◆ **What is asked**: Transcribe each entry below exactly. Pictures do not go in the copy.

─── Information provided ───

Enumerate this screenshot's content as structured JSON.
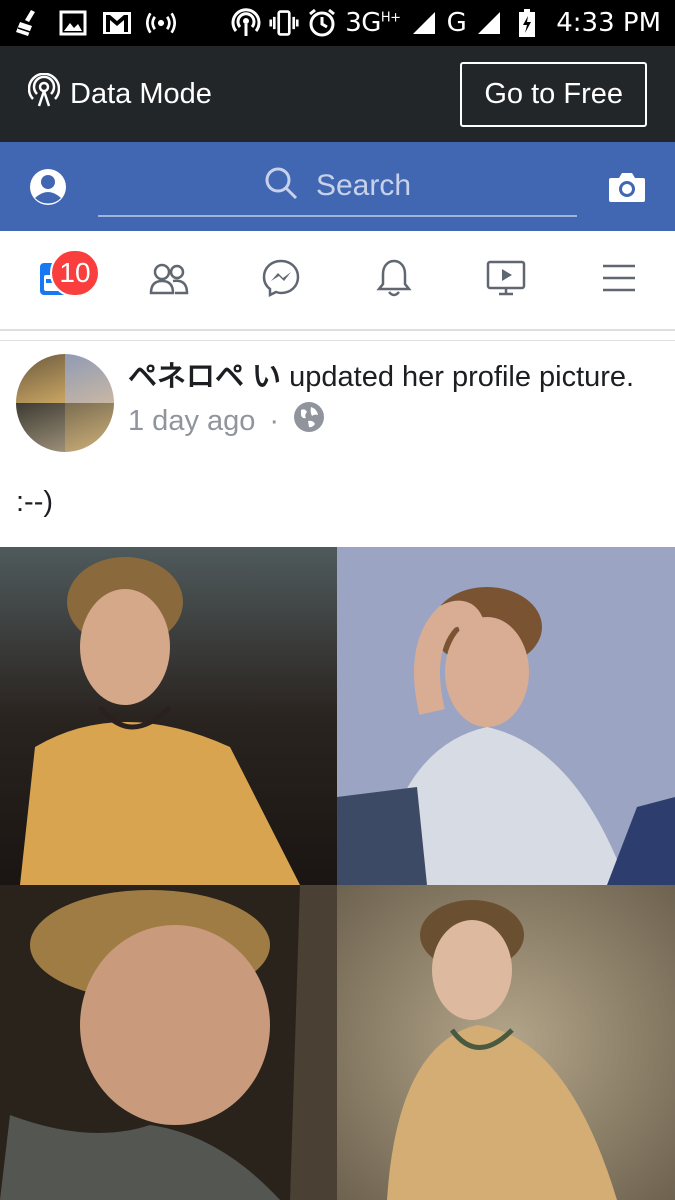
{
  "status_bar": {
    "network": "3G",
    "network_sup": "H+",
    "network2": "G",
    "time": "4:33 PM"
  },
  "data_bar": {
    "mode_label": "Data Mode",
    "go_free_label": "Go to Free"
  },
  "header": {
    "search_placeholder": "Search",
    "brand_color": "#4267b2"
  },
  "nav": {
    "notification_badge": "10",
    "items": [
      "news-feed-icon",
      "friends-icon",
      "messenger-icon",
      "notifications-bell-icon",
      "watch-video-icon",
      "menu-icon"
    ]
  },
  "post": {
    "author": "ペネロペ い",
    "action": " updated her profile picture.",
    "time": "1 day ago",
    "separator": "·",
    "privacy": "globe-icon",
    "text": ":--)"
  }
}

───

◆ **Written solution**:
Enumerate this screenshot's content as structured JSON.
{
  "status_bar": {
    "network": "3G",
    "network_sup": "H+",
    "network2": "G",
    "time": "4:33 PM"
  },
  "data_bar": {
    "mode_label": "Data Mode",
    "go_free_label": "Go to Free"
  },
  "header": {
    "search_placeholder": "Search",
    "brand_color": "#4267b2"
  },
  "nav": {
    "notification_badge": "10",
    "items": [
      "news-feed-icon",
      "friends-icon",
      "messenger-icon",
      "notifications-bell-icon",
      "watch-video-icon",
      "menu-icon"
    ]
  },
  "post": {
    "author": "ペネロペ い",
    "action": " updated her profile picture.",
    "time": "1 day ago",
    "separator": "·",
    "privacy": "globe-icon",
    "text": ":--)"
  }
}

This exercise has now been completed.